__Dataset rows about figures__
◇ ◇ ◇ ◇ ◇ ◇ ◇
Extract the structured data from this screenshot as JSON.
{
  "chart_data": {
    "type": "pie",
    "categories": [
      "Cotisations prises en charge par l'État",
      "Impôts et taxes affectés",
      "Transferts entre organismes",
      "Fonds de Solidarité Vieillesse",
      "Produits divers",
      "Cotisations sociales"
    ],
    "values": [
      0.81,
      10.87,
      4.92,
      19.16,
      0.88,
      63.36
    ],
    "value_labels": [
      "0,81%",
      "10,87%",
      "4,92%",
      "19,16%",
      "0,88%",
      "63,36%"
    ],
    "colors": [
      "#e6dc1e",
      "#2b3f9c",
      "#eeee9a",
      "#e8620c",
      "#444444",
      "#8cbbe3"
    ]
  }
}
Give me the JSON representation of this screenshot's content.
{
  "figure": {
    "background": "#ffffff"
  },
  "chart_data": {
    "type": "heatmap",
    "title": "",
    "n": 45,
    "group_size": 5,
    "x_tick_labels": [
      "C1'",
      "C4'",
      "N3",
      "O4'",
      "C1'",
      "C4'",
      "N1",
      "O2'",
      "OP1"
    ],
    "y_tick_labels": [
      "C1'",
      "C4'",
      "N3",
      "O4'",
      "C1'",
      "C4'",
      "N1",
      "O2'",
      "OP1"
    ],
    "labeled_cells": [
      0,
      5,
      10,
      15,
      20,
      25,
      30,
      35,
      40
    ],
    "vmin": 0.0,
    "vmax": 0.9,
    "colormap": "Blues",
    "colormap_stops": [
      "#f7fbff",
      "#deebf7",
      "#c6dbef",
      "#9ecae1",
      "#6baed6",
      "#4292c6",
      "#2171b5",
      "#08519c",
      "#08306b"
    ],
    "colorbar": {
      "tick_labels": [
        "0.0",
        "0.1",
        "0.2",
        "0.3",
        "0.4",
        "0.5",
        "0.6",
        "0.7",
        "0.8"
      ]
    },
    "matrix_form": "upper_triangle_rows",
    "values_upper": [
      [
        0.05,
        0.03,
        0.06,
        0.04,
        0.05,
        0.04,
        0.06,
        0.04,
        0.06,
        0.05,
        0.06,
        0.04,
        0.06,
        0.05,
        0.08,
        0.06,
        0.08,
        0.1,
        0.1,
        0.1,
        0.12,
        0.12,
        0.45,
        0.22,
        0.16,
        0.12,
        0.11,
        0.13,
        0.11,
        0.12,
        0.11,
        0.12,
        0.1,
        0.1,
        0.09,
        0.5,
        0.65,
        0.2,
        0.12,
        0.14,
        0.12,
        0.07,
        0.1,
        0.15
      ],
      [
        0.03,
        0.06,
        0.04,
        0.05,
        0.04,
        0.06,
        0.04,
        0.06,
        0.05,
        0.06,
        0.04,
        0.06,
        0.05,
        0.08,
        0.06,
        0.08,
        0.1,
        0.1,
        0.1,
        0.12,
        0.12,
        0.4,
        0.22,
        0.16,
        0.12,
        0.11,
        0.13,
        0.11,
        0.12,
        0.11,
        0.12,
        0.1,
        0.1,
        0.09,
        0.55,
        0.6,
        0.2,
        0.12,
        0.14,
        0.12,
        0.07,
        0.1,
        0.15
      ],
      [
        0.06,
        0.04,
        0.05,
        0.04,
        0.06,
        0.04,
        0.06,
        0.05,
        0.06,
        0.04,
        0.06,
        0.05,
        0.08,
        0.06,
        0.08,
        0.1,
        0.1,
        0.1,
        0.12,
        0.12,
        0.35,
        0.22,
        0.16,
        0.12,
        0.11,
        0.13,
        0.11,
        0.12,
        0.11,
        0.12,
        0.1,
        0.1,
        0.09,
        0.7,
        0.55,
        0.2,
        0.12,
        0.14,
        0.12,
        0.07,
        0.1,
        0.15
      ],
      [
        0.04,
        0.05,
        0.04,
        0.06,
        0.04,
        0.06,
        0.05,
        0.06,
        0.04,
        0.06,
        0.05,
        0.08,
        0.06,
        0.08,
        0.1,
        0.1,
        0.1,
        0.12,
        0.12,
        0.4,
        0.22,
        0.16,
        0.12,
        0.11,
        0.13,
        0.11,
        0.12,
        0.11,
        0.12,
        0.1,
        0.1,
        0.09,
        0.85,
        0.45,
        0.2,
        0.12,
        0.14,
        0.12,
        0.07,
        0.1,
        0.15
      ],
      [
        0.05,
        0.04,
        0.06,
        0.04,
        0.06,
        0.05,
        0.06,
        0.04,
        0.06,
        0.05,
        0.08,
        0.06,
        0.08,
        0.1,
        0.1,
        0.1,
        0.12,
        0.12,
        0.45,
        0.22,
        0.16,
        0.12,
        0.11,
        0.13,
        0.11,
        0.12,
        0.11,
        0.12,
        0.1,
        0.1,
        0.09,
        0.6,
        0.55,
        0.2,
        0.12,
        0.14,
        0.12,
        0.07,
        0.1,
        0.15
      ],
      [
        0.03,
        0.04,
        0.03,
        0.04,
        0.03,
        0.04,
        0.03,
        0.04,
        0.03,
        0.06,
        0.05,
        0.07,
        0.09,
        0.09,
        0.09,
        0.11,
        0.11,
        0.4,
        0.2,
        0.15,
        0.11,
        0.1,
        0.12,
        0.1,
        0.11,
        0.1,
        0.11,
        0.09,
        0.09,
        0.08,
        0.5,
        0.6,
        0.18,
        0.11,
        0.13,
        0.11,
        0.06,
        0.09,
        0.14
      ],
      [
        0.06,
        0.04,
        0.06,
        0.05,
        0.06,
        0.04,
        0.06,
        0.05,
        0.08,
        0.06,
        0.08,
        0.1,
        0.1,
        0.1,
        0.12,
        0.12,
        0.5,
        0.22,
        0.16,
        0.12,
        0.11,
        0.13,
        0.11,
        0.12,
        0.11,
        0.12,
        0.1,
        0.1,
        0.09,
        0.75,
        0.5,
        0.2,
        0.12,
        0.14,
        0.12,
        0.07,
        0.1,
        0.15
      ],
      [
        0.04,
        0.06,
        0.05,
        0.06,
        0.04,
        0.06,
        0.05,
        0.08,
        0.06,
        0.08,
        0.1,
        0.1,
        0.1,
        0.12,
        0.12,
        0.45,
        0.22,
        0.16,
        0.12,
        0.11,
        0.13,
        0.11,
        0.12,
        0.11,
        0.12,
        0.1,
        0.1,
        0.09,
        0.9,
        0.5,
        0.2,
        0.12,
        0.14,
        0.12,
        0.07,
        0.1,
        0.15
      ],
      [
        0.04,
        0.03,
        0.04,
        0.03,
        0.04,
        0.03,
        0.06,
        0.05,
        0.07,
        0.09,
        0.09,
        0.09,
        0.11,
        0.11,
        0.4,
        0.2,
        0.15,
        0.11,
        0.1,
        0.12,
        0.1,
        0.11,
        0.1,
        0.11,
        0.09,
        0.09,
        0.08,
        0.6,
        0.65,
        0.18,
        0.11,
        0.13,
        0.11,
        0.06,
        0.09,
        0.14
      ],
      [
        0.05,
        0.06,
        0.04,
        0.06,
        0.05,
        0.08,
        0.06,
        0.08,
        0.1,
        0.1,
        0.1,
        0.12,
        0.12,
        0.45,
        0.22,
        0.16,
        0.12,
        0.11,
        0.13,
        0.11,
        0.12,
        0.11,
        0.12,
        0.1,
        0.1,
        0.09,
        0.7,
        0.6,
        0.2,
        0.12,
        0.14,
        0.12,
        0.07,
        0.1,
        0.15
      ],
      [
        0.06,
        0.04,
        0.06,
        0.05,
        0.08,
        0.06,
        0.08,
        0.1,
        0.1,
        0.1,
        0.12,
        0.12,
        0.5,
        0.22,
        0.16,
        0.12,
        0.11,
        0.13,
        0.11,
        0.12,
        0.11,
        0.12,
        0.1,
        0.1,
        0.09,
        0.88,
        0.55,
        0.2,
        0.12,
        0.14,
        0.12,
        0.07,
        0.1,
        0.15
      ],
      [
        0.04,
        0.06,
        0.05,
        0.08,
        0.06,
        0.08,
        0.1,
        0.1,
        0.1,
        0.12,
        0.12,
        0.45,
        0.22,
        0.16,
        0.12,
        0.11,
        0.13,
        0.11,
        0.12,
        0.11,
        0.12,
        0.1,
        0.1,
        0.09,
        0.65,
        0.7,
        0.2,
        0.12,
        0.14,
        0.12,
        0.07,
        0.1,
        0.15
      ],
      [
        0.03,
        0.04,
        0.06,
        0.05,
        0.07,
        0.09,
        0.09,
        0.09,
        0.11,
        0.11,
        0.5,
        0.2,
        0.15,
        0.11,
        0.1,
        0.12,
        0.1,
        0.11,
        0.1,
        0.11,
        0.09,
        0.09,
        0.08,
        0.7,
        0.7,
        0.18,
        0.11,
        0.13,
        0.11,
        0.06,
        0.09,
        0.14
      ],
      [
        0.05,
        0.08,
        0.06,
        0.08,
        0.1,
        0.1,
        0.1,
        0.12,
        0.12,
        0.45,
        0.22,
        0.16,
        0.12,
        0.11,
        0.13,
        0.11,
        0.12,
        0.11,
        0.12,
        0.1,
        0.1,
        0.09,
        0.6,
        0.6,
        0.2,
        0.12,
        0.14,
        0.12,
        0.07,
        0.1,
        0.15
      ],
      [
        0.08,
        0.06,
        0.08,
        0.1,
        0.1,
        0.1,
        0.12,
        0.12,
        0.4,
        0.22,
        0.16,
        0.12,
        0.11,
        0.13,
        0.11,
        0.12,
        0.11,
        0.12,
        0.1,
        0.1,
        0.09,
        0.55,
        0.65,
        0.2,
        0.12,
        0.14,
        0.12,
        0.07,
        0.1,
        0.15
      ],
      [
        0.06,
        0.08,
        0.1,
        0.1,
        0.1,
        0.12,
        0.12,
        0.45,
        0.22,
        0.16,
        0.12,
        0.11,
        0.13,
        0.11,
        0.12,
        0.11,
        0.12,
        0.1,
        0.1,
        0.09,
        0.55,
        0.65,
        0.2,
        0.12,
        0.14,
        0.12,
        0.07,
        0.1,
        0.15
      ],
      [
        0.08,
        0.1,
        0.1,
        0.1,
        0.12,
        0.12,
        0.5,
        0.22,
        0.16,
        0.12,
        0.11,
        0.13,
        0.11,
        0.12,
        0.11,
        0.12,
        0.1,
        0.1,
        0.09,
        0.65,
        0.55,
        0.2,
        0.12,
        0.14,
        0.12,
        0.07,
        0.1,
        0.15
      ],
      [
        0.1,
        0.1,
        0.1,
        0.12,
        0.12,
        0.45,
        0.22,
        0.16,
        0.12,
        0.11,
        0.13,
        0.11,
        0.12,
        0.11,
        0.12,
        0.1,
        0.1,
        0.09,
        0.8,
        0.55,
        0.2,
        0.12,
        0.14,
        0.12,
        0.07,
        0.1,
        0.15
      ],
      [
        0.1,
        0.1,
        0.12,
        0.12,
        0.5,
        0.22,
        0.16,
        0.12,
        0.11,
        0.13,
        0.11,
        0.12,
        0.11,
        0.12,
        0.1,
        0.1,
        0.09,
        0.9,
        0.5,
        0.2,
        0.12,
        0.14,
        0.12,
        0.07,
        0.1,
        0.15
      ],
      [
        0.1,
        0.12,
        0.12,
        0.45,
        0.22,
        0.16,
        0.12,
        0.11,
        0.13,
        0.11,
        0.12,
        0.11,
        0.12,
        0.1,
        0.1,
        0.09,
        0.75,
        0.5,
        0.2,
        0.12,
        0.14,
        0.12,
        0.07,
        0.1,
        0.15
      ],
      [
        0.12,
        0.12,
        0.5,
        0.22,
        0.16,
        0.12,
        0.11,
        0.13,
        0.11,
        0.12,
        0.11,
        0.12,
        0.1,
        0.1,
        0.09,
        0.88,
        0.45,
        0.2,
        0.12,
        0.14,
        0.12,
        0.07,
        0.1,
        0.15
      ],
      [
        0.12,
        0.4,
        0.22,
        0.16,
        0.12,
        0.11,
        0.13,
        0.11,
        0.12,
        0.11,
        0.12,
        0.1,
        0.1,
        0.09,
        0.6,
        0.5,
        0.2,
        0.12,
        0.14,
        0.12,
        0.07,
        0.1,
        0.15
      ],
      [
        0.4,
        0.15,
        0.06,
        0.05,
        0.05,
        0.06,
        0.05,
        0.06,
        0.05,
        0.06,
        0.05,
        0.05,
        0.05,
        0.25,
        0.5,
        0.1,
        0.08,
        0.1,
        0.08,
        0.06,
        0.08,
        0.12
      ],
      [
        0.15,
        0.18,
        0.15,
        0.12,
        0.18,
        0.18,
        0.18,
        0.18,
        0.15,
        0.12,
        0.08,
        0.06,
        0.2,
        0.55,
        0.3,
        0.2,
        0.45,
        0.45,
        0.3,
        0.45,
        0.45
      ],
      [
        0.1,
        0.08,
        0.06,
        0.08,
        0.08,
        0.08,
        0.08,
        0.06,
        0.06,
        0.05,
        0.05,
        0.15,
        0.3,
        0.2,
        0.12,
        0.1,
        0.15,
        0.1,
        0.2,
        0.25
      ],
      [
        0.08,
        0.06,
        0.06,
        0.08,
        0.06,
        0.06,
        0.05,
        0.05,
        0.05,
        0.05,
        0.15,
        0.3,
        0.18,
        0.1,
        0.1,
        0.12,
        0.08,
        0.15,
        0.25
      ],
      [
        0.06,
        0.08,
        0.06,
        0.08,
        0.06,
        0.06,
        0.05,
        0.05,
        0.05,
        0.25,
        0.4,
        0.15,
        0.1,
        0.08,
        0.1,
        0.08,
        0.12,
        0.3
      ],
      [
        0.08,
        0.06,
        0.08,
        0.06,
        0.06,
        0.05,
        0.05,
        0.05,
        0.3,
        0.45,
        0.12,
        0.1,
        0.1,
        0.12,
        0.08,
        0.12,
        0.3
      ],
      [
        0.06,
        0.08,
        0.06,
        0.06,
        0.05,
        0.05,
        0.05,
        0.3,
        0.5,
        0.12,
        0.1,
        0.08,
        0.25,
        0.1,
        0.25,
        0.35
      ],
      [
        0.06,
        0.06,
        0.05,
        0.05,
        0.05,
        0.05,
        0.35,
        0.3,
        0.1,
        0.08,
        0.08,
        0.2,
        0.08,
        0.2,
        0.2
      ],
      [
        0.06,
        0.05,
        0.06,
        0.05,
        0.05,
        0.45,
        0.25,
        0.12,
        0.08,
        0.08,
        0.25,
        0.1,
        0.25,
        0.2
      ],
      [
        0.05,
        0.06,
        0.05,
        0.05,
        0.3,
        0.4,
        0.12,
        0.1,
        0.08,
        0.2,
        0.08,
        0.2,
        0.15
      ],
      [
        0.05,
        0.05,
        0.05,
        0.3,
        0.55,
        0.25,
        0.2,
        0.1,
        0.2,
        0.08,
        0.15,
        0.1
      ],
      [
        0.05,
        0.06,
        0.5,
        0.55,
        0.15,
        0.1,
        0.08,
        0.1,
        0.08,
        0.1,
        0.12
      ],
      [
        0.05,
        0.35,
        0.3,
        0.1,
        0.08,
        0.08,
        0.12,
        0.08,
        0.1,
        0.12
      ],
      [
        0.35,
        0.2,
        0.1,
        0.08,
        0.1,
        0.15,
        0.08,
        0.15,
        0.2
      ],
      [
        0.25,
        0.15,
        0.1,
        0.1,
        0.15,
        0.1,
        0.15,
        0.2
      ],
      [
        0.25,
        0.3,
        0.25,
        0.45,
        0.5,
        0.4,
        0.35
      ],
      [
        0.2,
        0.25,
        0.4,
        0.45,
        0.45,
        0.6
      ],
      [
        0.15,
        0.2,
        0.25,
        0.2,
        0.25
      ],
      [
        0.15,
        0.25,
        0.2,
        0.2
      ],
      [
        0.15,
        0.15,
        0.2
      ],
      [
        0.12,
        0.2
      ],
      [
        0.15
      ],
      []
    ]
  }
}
◇ ◇ ◇ ◇ ◇ ◇ ◇
__Written task__
Among the records above, find each line holding the string "this" and pull it out.

__Written solution__
Extract the structured data from this screenshot as JSON.
Give me the JSON representation of this screenshot's content.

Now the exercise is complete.